▸ **TASK DETAILS**:
Give all of the lines again, with nothing added or dropped.

--- START EXTRACTED ENTRIES ---

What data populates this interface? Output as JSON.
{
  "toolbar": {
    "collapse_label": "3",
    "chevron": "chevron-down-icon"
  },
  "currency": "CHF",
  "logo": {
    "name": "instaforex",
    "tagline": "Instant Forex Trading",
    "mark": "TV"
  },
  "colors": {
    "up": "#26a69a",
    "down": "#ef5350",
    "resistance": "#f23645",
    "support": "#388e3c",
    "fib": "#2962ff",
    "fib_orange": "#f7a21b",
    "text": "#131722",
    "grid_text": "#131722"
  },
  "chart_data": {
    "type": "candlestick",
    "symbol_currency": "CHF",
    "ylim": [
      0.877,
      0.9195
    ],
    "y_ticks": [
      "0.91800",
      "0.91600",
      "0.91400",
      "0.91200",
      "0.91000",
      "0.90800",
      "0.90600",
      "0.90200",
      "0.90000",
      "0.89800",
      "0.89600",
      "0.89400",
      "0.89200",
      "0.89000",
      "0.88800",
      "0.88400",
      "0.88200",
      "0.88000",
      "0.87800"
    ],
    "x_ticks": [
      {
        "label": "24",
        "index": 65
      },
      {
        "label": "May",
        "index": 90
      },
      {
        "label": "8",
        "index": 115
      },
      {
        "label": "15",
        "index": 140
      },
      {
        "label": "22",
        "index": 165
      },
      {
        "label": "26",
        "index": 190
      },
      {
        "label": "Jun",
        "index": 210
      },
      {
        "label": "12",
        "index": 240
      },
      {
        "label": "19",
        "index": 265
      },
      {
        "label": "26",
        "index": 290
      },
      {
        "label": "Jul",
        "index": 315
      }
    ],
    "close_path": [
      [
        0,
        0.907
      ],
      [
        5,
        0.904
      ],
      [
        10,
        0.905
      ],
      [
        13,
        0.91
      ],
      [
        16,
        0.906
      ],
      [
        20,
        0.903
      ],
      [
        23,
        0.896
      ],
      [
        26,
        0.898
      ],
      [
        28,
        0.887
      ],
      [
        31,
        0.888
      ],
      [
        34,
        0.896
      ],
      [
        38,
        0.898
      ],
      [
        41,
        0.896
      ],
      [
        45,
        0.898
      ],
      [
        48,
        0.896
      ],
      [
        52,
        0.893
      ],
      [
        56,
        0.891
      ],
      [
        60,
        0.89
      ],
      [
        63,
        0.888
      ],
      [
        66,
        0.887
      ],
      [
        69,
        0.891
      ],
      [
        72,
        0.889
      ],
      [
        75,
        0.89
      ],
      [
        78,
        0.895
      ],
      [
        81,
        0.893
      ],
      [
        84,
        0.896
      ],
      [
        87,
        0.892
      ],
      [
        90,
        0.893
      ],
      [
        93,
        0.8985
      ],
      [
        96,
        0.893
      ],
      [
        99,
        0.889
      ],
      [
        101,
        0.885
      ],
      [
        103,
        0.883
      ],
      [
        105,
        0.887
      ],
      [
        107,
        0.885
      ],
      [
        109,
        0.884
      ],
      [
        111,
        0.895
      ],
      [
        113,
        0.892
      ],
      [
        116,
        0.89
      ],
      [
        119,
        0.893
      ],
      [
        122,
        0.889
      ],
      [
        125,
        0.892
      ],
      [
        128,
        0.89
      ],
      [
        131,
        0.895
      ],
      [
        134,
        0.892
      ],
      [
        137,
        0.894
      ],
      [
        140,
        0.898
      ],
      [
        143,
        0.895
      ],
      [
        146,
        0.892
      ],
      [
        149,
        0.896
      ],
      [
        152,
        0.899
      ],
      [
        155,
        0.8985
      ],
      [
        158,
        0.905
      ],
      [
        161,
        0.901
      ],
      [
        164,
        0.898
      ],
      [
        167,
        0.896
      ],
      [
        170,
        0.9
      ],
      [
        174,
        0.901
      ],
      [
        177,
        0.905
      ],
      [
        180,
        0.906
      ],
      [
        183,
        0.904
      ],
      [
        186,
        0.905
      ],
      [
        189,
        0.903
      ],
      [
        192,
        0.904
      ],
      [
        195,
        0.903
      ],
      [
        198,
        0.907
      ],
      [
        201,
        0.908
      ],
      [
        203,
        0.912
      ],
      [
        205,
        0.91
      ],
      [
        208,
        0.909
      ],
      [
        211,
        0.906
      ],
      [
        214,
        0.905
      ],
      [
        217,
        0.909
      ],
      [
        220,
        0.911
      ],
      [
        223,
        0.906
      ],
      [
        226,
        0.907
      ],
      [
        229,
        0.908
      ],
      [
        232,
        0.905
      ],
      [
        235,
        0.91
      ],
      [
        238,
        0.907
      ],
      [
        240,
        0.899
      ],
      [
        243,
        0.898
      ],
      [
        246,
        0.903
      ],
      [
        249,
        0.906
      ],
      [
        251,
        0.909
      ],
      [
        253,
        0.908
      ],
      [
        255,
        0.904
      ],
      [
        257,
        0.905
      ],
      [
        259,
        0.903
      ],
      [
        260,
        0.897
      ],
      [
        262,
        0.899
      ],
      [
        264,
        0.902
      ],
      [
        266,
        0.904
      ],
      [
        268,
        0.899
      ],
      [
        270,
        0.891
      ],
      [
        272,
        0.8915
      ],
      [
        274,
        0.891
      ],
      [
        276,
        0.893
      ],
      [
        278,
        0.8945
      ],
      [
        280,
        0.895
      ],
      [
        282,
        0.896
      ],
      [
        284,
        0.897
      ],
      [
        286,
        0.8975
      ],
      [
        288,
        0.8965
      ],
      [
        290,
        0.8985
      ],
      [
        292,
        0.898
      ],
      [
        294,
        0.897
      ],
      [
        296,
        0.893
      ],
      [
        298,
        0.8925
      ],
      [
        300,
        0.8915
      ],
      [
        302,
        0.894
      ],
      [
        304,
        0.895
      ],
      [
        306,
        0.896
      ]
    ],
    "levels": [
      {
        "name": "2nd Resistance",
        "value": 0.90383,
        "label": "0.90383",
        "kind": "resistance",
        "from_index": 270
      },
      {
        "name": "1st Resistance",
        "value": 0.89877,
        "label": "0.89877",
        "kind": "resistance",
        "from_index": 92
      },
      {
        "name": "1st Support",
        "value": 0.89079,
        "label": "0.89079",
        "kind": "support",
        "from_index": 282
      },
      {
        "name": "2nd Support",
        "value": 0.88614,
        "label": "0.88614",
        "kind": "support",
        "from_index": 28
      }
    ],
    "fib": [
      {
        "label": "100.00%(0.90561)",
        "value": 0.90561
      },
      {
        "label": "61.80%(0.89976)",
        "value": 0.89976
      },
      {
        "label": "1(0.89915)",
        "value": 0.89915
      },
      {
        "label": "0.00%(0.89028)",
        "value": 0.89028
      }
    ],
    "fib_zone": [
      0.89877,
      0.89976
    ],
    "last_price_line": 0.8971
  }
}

--- END EXTRACTED ENTRIES ---

▸ **RESPONSE TO THIS TASK**:
What data populates this interface? Output as JSON.
{
  "toolbar": {
    "collapse_label": "3",
    "chevron": "chevron-down-icon"
  },
  "currency": "CHF",
  "logo": {
    "name": "instaforex",
    "tagline": "Instant Forex Trading",
    "mark": "TV"
  },
  "colors": {
    "up": "#26a69a",
    "down": "#ef5350",
    "resistance": "#f23645",
    "support": "#388e3c",
    "fib": "#2962ff",
    "fib_orange": "#f7a21b",
    "text": "#131722",
    "grid_text": "#131722"
  },
  "chart_data": {
    "type": "candlestick",
    "symbol_currency": "CHF",
    "ylim": [
      0.877,
      0.9195
    ],
    "y_ticks": [
      "0.91800",
      "0.91600",
      "0.91400",
      "0.91200",
      "0.91000",
      "0.90800",
      "0.90600",
      "0.90200",
      "0.90000",
      "0.89800",
      "0.89600",
      "0.89400",
      "0.89200",
      "0.89000",
      "0.88800",
      "0.88400",
      "0.88200",
      "0.88000",
      "0.87800"
    ],
    "x_ticks": [
      {
        "label": "24",
        "index": 65
      },
      {
        "label": "May",
        "index": 90
      },
      {
        "label": "8",
        "index": 115
      },
      {
        "label": "15",
        "index": 140
      },
      {
        "label": "22",
        "index": 165
      },
      {
        "label": "26",
        "index": 190
      },
      {
        "label": "Jun",
        "index": 210
      },
      {
        "label": "12",
        "index": 240
      },
      {
        "label": "19",
        "index": 265
      },
      {
        "label": "26",
        "index": 290
      },
      {
        "label": "Jul",
        "index": 315
      }
    ],
    "close_path": [
      [
        0,
        0.907
      ],
      [
        5,
        0.904
      ],
      [
        10,
        0.905
      ],
      [
        13,
        0.91
      ],
      [
        16,
        0.906
      ],
      [
        20,
        0.903
      ],
      [
        23,
        0.896
      ],
      [
        26,
        0.898
      ],
      [
        28,
        0.887
      ],
      [
        31,
        0.888
      ],
      [
        34,
        0.896
      ],
      [
        38,
        0.898
      ],
      [
        41,
        0.896
      ],
      [
        45,
        0.898
      ],
      [
        48,
        0.896
      ],
      [
        52,
        0.893
      ],
      [
        56,
        0.891
      ],
      [
        60,
        0.89
      ],
      [
        63,
        0.888
      ],
      [
        66,
        0.887
      ],
      [
        69,
        0.891
      ],
      [
        72,
        0.889
      ],
      [
        75,
        0.89
      ],
      [
        78,
        0.895
      ],
      [
        81,
        0.893
      ],
      [
        84,
        0.896
      ],
      [
        87,
        0.892
      ],
      [
        90,
        0.893
      ],
      [
        93,
        0.8985
      ],
      [
        96,
        0.893
      ],
      [
        99,
        0.889
      ],
      [
        101,
        0.885
      ],
      [
        103,
        0.883
      ],
      [
        105,
        0.887
      ],
      [
        107,
        0.885
      ],
      [
        109,
        0.884
      ],
      [
        111,
        0.895
      ],
      [
        113,
        0.892
      ],
      [
        116,
        0.89
      ],
      [
        119,
        0.893
      ],
      [
        122,
        0.889
      ],
      [
        125,
        0.892
      ],
      [
        128,
        0.89
      ],
      [
        131,
        0.895
      ],
      [
        134,
        0.892
      ],
      [
        137,
        0.894
      ],
      [
        140,
        0.898
      ],
      [
        143,
        0.895
      ],
      [
        146,
        0.892
      ],
      [
        149,
        0.896
      ],
      [
        152,
        0.899
      ],
      [
        155,
        0.8985
      ],
      [
        158,
        0.905
      ],
      [
        161,
        0.901
      ],
      [
        164,
        0.898
      ],
      [
        167,
        0.896
      ],
      [
        170,
        0.9
      ],
      [
        174,
        0.901
      ],
      [
        177,
        0.905
      ],
      [
        180,
        0.906
      ],
      [
        183,
        0.904
      ],
      [
        186,
        0.905
      ],
      [
        189,
        0.903
      ],
      [
        192,
        0.904
      ],
      [
        195,
        0.903
      ],
      [
        198,
        0.907
      ],
      [
        201,
        0.908
      ],
      [
        203,
        0.912
      ],
      [
        205,
        0.91
      ],
      [
        208,
        0.909
      ],
      [
        211,
        0.906
      ],
      [
        214,
        0.905
      ],
      [
        217,
        0.909
      ],
      [
        220,
        0.911
      ],
      [
        223,
        0.906
      ],
      [
        226,
        0.907
      ],
      [
        229,
        0.908
      ],
      [
        232,
        0.905
      ],
      [
        235,
        0.91
      ],
      [
        238,
        0.907
      ],
      [
        240,
        0.899
      ],
      [
        243,
        0.898
      ],
      [
        246,
        0.903
      ],
      [
        249,
        0.906
      ],
      [
        251,
        0.909
      ],
      [
        253,
        0.908
      ],
      [
        255,
        0.904
      ],
      [
        257,
        0.905
      ],
      [
        259,
        0.903
      ],
      [
        260,
        0.897
      ],
      [
        262,
        0.899
      ],
      [
        264,
        0.902
      ],
      [
        266,
        0.904
      ],
      [
        268,
        0.899
      ],
      [
        270,
        0.891
      ],
      [
        272,
        0.8915
      ],
      [
        274,
        0.891
      ],
      [
        276,
        0.893
      ],
      [
        278,
        0.8945
      ],
      [
        280,
        0.895
      ],
      [
        282,
        0.896
      ],
      [
        284,
        0.897
      ],
      [
        286,
        0.8975
      ],
      [
        288,
        0.8965
      ],
      [
        290,
        0.8985
      ],
      [
        292,
        0.898
      ],
      [
        294,
        0.897
      ],
      [
        296,
        0.893
      ],
      [
        298,
        0.8925
      ],
      [
        300,
        0.8915
      ],
      [
        302,
        0.894
      ],
      [
        304,
        0.895
      ],
      [
        306,
        0.896
      ]
    ],
    "levels": [
      {
        "name": "2nd Resistance",
        "value": 0.90383,
        "label": "0.90383",
        "kind": "resistance",
        "from_index": 270
      },
      {
        "name": "1st Resistance",
        "value": 0.89877,
        "label": "0.89877",
        "kind": "resistance",
        "from_index": 92
      },
      {
        "name": "1st Support",
        "value": 0.89079,
        "label": "0.89079",
        "kind": "support",
        "from_index": 282
      },
      {
        "name": "2nd Support",
        "value": 0.88614,
        "label": "0.88614",
        "kind": "support",
        "from_index": 28
      }
    ],
    "fib": [
      {
        "label": "100.00%(0.90561)",
        "value": 0.90561
      },
      {
        "label": "61.80%(0.89976)",
        "value": 0.89976
      },
      {
        "label": "1(0.89915)",
        "value": 0.89915
      },
      {
        "label": "0.00%(0.89028)",
        "value": 0.89028
      }
    ],
    "fib_zone": [
      0.89877,
      0.89976
    ],
    "last_price_line": 0.8971
  }
}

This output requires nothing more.